- THE TASK -
Reproduce each line that includes the word "label".

- PROVIDED DATA -
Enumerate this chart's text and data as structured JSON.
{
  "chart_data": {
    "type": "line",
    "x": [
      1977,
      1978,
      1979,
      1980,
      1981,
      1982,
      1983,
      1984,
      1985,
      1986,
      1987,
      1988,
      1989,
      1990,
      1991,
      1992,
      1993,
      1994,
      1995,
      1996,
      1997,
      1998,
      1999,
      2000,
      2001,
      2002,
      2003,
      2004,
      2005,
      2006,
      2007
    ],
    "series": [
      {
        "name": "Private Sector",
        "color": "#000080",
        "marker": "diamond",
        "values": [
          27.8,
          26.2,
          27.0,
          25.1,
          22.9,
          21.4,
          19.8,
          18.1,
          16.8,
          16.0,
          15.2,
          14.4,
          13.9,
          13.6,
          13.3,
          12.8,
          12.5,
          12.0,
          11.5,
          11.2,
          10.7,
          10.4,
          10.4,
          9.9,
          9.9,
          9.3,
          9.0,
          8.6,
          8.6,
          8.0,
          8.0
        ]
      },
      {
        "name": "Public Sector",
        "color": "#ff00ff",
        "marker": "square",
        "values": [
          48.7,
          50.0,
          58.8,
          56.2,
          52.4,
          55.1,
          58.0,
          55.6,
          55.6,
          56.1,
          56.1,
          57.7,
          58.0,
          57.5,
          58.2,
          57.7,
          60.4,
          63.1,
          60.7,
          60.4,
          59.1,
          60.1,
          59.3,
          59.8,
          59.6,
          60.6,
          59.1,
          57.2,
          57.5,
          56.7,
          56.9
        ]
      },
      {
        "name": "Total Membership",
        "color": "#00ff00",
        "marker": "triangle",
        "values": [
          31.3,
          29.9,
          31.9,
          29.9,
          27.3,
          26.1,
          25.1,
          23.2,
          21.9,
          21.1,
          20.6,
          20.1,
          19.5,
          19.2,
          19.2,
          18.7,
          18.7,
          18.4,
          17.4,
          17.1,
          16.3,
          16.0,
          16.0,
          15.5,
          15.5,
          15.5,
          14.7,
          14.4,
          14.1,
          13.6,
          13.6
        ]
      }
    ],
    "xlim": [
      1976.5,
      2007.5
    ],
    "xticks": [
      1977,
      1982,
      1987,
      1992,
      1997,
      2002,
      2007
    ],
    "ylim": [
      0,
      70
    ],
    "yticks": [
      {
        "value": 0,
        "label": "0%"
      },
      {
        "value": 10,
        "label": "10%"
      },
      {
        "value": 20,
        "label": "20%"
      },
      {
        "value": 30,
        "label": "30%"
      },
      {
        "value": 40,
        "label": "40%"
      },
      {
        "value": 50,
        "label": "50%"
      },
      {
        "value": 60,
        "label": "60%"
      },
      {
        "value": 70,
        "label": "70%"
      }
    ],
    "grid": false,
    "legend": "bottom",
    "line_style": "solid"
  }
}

- RESPONSE -
        "label": "0%"
        "label": "10%"
        "label": "20%"
        "label": "30%"
        "label": "40%"
        "label": "50%"
        "label": "60%"
        "label": "70%"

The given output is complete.